#### Your objective
Every line below is to be copied exactly, with the pictures left out.

#### Recorded information
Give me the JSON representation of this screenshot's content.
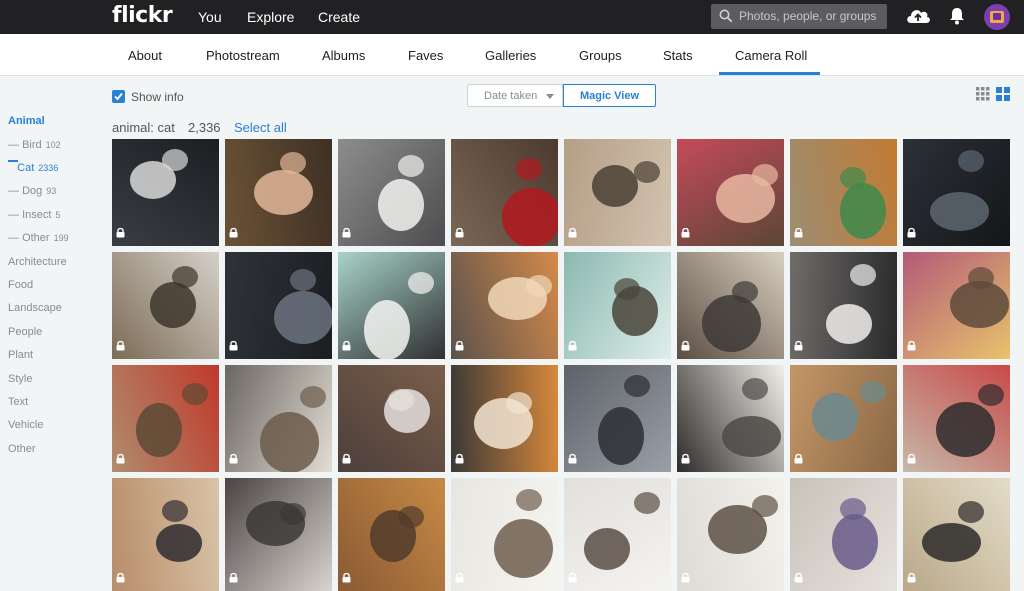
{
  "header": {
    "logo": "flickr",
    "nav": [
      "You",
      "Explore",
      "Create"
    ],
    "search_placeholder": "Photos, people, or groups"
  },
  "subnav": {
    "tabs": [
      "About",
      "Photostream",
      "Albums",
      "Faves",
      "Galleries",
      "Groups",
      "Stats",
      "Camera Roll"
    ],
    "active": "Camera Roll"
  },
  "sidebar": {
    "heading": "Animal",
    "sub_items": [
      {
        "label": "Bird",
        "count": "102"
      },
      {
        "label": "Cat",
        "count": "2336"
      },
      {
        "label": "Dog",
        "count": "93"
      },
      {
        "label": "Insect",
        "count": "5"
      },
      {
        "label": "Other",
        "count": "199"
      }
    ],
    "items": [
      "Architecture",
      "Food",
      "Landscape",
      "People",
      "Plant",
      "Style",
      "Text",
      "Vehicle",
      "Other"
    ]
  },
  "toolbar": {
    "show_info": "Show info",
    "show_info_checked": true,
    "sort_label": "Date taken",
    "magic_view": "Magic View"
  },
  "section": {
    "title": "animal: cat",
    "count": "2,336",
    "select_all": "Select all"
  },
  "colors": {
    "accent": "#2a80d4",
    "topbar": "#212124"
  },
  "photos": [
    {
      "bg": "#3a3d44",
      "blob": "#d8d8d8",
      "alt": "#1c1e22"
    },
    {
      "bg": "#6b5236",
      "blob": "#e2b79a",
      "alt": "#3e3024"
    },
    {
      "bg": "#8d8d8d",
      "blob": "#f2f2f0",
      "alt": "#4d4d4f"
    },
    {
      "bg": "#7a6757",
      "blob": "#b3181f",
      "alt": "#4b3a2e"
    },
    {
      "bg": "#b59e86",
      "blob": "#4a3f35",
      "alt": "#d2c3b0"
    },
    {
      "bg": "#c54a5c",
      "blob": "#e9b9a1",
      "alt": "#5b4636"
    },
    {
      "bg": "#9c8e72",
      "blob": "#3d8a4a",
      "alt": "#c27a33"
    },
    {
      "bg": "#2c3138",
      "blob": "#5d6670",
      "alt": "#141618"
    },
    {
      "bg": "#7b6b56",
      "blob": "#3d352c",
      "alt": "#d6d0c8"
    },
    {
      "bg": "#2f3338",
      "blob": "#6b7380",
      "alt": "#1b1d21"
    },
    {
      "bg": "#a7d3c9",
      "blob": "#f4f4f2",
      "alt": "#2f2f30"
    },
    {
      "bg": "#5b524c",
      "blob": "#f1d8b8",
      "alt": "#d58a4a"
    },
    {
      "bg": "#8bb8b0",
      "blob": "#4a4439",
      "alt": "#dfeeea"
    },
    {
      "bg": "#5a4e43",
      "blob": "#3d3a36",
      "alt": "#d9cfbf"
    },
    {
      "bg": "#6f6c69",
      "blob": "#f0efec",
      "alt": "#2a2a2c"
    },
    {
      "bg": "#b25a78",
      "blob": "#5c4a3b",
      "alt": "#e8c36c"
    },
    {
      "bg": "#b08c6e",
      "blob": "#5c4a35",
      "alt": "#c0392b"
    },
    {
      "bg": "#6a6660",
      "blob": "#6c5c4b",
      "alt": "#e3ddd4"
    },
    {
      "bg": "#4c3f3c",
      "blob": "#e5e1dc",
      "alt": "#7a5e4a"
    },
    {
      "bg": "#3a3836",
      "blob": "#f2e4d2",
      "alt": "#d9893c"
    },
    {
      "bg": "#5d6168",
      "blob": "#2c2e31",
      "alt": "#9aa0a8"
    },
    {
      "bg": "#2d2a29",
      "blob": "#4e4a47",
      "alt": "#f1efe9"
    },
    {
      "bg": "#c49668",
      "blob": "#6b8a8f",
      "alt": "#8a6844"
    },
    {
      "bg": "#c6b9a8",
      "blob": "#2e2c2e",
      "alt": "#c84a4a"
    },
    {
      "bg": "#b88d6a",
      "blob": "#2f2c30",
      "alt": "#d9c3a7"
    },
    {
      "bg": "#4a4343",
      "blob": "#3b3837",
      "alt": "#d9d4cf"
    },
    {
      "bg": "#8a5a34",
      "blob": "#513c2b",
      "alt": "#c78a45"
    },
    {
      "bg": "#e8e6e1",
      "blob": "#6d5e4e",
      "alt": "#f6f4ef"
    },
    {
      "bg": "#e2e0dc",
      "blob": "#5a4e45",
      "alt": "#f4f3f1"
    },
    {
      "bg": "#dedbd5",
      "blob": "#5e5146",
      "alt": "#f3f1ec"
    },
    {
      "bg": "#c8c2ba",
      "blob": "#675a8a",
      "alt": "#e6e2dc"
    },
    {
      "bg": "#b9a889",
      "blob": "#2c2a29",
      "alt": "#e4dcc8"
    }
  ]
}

#### Full solution
Give me the JSON representation of this screenshot's content.
{
  "header": {
    "logo": "flickr",
    "nav": [
      "You",
      "Explore",
      "Create"
    ],
    "search_placeholder": "Photos, people, or groups"
  },
  "subnav": {
    "tabs": [
      "About",
      "Photostream",
      "Albums",
      "Faves",
      "Galleries",
      "Groups",
      "Stats",
      "Camera Roll"
    ],
    "active": "Camera Roll"
  },
  "sidebar": {
    "heading": "Animal",
    "sub_items": [
      {
        "label": "Bird",
        "count": "102"
      },
      {
        "label": "Cat",
        "count": "2336"
      },
      {
        "label": "Dog",
        "count": "93"
      },
      {
        "label": "Insect",
        "count": "5"
      },
      {
        "label": "Other",
        "count": "199"
      }
    ],
    "items": [
      "Architecture",
      "Food",
      "Landscape",
      "People",
      "Plant",
      "Style",
      "Text",
      "Vehicle",
      "Other"
    ]
  },
  "toolbar": {
    "show_info": "Show info",
    "show_info_checked": true,
    "sort_label": "Date taken",
    "magic_view": "Magic View"
  },
  "section": {
    "title": "animal: cat",
    "count": "2,336",
    "select_all": "Select all"
  },
  "colors": {
    "accent": "#2a80d4",
    "topbar": "#212124"
  },
  "photos": [
    {
      "bg": "#3a3d44",
      "blob": "#d8d8d8",
      "alt": "#1c1e22"
    },
    {
      "bg": "#6b5236",
      "blob": "#e2b79a",
      "alt": "#3e3024"
    },
    {
      "bg": "#8d8d8d",
      "blob": "#f2f2f0",
      "alt": "#4d4d4f"
    },
    {
      "bg": "#7a6757",
      "blob": "#b3181f",
      "alt": "#4b3a2e"
    },
    {
      "bg": "#b59e86",
      "blob": "#4a3f35",
      "alt": "#d2c3b0"
    },
    {
      "bg": "#c54a5c",
      "blob": "#e9b9a1",
      "alt": "#5b4636"
    },
    {
      "bg": "#9c8e72",
      "blob": "#3d8a4a",
      "alt": "#c27a33"
    },
    {
      "bg": "#2c3138",
      "blob": "#5d6670",
      "alt": "#141618"
    },
    {
      "bg": "#7b6b56",
      "blob": "#3d352c",
      "alt": "#d6d0c8"
    },
    {
      "bg": "#2f3338",
      "blob": "#6b7380",
      "alt": "#1b1d21"
    },
    {
      "bg": "#a7d3c9",
      "blob": "#f4f4f2",
      "alt": "#2f2f30"
    },
    {
      "bg": "#5b524c",
      "blob": "#f1d8b8",
      "alt": "#d58a4a"
    },
    {
      "bg": "#8bb8b0",
      "blob": "#4a4439",
      "alt": "#dfeeea"
    },
    {
      "bg": "#5a4e43",
      "blob": "#3d3a36",
      "alt": "#d9cfbf"
    },
    {
      "bg": "#6f6c69",
      "blob": "#f0efec",
      "alt": "#2a2a2c"
    },
    {
      "bg": "#b25a78",
      "blob": "#5c4a3b",
      "alt": "#e8c36c"
    },
    {
      "bg": "#b08c6e",
      "blob": "#5c4a35",
      "alt": "#c0392b"
    },
    {
      "bg": "#6a6660",
      "blob": "#6c5c4b",
      "alt": "#e3ddd4"
    },
    {
      "bg": "#4c3f3c",
      "blob": "#e5e1dc",
      "alt": "#7a5e4a"
    },
    {
      "bg": "#3a3836",
      "blob": "#f2e4d2",
      "alt": "#d9893c"
    },
    {
      "bg": "#5d6168",
      "blob": "#2c2e31",
      "alt": "#9aa0a8"
    },
    {
      "bg": "#2d2a29",
      "blob": "#4e4a47",
      "alt": "#f1efe9"
    },
    {
      "bg": "#c49668",
      "blob": "#6b8a8f",
      "alt": "#8a6844"
    },
    {
      "bg": "#c6b9a8",
      "blob": "#2e2c2e",
      "alt": "#c84a4a"
    },
    {
      "bg": "#b88d6a",
      "blob": "#2f2c30",
      "alt": "#d9c3a7"
    },
    {
      "bg": "#4a4343",
      "blob": "#3b3837",
      "alt": "#d9d4cf"
    },
    {
      "bg": "#8a5a34",
      "blob": "#513c2b",
      "alt": "#c78a45"
    },
    {
      "bg": "#e8e6e1",
      "blob": "#6d5e4e",
      "alt": "#f6f4ef"
    },
    {
      "bg": "#e2e0dc",
      "blob": "#5a4e45",
      "alt": "#f4f3f1"
    },
    {
      "bg": "#dedbd5",
      "blob": "#5e5146",
      "alt": "#f3f1ec"
    },
    {
      "bg": "#c8c2ba",
      "blob": "#675a8a",
      "alt": "#e6e2dc"
    },
    {
      "bg": "#b9a889",
      "blob": "#2c2a29",
      "alt": "#e4dcc8"
    }
  ]
}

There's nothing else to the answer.